▶ [課題 1]: 正確さをめぐる本文の内容を2文で要約してください。
▶ [課題 2]: 正確さをめぐる本文について、最後の文の後に続く部分を書いてください。

▶ [本文]:
%%
確かに身長と体重を小数点以下まで計測する意味ってよく考えると理解に苦しみますね。“正確さ”の定義自体が日本とフランスでは違うのでしょう。



高校生の頃、国語の授業で『正確さということ』という文章に出会いました。地球は実際には完全な球体ではなく扁平な形をしているという事実を知った人は、ほぼ例外なく夏みかんのような縦横の比率が異なる形が地球の真の姿であるイメージしてしまう。しかし実際の地球の姿は、コンパスを使って円を書いたときにその円を描いた数ミリの線の幅に収まるほどの扁平率でしかなく、少なくとも人間の目には完全な円にしかみえない。



数字の正確さを追求するのではなく、“とらえ方の正確さ”を追求することの大切さを僕に教えてくれた文章でした。



>壷 さん

コメントありがとうございます。
%%
▶ [検討データ]:
%%
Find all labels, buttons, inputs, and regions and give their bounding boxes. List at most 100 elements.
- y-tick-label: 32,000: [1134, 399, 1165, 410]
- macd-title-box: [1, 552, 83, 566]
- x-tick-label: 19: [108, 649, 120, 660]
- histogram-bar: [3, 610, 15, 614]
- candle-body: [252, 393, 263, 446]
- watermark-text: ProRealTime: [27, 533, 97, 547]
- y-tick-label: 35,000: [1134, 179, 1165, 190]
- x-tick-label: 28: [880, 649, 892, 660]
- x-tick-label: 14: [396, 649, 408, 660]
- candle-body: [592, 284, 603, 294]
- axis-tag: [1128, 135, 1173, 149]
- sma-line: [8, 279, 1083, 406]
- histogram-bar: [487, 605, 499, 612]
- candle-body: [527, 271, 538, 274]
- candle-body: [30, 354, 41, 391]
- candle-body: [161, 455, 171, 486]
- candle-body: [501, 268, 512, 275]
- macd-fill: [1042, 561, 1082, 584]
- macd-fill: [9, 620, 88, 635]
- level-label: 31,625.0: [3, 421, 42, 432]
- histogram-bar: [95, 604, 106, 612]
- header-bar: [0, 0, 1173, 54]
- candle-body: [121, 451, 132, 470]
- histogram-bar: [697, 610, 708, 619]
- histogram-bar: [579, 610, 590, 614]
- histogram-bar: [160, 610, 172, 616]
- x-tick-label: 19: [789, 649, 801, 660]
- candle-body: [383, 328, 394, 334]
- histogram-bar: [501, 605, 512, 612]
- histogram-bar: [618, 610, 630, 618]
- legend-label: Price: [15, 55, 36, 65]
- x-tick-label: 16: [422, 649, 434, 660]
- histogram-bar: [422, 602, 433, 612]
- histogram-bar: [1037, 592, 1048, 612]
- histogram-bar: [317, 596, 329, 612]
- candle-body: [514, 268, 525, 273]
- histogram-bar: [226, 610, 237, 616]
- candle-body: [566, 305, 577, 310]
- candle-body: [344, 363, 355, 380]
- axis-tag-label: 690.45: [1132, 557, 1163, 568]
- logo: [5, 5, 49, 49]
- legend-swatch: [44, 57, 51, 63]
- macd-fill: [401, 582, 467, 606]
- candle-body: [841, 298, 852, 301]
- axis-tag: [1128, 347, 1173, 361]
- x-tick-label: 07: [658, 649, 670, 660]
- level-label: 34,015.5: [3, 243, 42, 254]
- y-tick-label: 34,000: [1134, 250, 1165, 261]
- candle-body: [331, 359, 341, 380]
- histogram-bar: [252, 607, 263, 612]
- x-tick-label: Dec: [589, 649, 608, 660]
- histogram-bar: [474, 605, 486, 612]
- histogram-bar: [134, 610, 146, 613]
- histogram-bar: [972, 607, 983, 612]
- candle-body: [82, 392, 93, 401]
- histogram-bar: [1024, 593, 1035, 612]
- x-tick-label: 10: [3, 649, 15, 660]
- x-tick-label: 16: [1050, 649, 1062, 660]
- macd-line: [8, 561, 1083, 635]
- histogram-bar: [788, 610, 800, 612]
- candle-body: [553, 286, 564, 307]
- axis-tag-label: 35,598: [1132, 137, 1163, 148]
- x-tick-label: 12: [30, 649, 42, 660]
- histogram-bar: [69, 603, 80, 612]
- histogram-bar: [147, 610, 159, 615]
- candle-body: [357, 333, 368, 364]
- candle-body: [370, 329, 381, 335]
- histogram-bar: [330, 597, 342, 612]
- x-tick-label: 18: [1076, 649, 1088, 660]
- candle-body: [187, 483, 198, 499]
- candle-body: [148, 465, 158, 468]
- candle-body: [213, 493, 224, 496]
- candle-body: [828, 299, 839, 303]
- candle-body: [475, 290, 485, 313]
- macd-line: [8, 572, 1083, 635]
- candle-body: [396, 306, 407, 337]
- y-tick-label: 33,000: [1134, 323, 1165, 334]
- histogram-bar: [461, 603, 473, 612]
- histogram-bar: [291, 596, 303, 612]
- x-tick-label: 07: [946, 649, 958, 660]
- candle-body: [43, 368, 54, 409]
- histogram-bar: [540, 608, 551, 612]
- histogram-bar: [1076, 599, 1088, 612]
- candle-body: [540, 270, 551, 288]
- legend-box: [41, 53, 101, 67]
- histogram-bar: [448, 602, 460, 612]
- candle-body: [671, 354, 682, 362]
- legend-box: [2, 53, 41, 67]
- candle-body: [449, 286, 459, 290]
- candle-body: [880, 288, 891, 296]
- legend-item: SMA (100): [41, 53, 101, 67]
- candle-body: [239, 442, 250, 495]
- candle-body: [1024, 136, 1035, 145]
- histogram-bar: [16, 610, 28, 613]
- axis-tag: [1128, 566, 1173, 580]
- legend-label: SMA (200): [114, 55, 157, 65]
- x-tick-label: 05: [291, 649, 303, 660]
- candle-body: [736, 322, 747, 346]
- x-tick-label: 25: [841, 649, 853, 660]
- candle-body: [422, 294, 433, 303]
%%
▶ [解答 1]: 筆者は、身長と体重を小数点以下まで計測する意味は理解しにくく、「正確さ」の定義そのものが日本とフランスでは違うのだろうと述べている。高校の国語で出会った『正確さということ』は、地球の扁平率がコンパスで描いた円の線幅に収まるほどで人の目には完全な円にしか見えないことを示し、数字ではなく“とらえ方の正確さ”を追求する大切さを筆者に教えた。

▶ [解答 2]:
確かにその通りですね。空気も健康もなくなってみないとその重みが分からない。だからこそ普段から意識して感謝の心を忘れないようにしたいですね。



>レーコ さん

コメントありがとうございます。

慣れた、というよりも、ありのままを受け入れる勇気が芽生えてきた、といった感じです。フランスに来た当初は、小包を家まで配達してくれない郵便局(なぜか取りに行かされる)にキレそうになったこともありました。

すべては時が解決してくれるのでしょうね。人間の適応能力、すごいと思いました。